*WORK TO BE COMPLETED*. Write out the rows below verbatim, from the line containing "output each element" up to and including the line containing "433, 81, 448]".

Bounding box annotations
* * *
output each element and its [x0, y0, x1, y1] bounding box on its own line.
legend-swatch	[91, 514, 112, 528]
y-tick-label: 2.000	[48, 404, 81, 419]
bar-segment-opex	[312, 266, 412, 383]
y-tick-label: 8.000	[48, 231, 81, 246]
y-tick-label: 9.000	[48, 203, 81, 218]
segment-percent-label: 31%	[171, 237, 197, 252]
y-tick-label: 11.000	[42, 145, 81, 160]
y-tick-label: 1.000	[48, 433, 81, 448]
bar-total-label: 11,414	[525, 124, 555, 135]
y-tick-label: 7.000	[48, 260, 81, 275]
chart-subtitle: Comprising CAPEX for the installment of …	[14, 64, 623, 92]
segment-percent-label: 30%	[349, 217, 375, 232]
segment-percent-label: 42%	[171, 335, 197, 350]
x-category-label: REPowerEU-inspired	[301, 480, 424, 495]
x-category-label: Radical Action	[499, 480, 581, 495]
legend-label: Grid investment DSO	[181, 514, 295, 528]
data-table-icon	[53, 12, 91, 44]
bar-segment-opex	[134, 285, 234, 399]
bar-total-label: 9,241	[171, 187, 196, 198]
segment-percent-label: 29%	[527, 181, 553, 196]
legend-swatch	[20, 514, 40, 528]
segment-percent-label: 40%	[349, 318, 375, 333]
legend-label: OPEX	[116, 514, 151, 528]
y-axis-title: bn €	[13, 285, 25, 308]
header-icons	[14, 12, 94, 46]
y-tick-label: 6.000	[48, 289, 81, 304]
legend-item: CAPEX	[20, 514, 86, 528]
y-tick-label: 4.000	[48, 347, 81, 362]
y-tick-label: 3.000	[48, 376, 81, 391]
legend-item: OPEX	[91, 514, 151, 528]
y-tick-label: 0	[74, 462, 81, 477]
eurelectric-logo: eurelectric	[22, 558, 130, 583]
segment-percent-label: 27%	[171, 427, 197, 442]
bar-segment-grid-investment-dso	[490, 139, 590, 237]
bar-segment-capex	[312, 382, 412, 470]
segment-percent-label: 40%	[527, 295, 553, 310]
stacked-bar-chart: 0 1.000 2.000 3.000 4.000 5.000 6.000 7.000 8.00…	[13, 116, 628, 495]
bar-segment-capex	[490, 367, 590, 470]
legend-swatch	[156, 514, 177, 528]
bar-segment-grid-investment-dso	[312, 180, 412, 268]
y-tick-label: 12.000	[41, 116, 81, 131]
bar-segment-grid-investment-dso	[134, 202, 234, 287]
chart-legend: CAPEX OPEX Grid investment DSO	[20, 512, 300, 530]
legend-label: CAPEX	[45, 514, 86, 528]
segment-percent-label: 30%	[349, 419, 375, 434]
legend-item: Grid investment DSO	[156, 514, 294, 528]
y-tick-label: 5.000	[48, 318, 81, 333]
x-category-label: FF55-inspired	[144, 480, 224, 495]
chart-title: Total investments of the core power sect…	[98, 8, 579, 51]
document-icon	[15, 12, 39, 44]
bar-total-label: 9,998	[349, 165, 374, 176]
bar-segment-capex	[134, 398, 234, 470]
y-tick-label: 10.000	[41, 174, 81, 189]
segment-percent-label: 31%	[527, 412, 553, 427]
* * *
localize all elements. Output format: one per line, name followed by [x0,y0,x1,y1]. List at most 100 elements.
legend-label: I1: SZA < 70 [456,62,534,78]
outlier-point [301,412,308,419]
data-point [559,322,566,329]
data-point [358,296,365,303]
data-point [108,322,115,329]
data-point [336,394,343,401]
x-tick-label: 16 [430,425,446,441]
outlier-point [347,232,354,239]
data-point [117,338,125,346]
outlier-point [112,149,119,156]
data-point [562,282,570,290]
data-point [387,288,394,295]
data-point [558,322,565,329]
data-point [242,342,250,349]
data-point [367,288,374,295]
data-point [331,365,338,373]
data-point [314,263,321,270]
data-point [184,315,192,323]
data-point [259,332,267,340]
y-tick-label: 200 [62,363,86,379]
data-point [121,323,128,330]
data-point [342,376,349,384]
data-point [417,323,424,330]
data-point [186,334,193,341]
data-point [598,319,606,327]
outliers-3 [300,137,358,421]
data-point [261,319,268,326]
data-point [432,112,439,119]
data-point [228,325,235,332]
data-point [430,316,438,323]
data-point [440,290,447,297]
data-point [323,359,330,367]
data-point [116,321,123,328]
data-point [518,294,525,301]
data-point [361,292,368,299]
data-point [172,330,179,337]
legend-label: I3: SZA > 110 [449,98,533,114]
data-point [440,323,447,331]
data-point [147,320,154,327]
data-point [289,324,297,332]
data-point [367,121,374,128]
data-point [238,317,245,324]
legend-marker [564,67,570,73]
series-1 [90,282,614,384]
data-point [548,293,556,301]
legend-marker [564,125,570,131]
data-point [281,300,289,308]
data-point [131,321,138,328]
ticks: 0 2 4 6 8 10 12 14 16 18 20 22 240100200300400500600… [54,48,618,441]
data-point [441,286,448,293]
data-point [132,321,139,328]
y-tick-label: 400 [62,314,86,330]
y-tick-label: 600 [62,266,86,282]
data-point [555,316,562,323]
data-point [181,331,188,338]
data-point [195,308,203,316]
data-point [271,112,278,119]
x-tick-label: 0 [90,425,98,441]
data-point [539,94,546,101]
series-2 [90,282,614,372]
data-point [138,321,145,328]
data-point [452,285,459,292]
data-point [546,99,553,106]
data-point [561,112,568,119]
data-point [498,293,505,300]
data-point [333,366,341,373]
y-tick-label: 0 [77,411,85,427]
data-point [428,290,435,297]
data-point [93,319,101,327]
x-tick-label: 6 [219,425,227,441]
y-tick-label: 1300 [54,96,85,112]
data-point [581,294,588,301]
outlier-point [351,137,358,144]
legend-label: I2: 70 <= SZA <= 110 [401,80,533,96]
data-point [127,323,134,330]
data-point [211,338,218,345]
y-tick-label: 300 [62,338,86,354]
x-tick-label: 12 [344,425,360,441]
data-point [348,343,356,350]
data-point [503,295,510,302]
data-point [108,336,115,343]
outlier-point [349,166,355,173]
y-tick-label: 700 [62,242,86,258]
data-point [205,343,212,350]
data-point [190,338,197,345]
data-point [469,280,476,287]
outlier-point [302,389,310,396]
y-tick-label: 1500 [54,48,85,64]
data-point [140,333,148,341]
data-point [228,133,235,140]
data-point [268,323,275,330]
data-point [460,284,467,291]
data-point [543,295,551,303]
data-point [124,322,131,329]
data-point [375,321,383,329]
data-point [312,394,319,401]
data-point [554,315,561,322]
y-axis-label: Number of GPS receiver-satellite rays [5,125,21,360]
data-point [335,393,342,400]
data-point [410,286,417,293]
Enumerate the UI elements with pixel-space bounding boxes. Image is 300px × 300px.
* * *
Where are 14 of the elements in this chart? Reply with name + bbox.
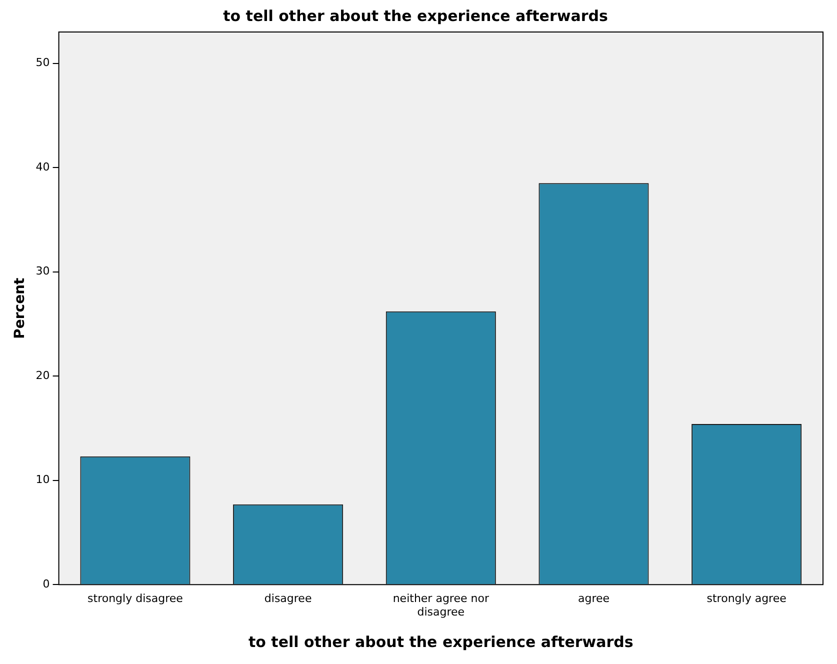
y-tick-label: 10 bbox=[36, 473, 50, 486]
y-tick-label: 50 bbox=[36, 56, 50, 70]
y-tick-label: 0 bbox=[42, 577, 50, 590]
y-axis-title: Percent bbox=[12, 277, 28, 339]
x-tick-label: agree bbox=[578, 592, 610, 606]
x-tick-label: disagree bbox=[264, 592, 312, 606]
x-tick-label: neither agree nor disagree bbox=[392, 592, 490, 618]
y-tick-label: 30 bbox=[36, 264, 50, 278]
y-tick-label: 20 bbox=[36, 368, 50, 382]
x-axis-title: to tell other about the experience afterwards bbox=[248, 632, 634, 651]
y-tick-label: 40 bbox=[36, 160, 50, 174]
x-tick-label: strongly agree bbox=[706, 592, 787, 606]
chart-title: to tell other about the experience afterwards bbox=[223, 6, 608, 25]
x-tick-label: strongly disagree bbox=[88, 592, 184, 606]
* * *
*EXERCISE RESULT*.
output each element and its [x0, y0, x1, y1] bounding box on its own line.
legend-swatch	[91, 514, 112, 528]
y-tick-label: 2.000	[48, 404, 81, 419]
bar-segment-opex	[312, 266, 412, 383]
y-tick-label: 8.000	[48, 231, 81, 246]
y-tick-label: 9.000	[48, 203, 81, 218]
segment-percent-label: 31%	[171, 237, 197, 252]
y-tick-label: 11.000	[42, 145, 81, 160]
y-tick-label: 1.000	[48, 433, 81, 448]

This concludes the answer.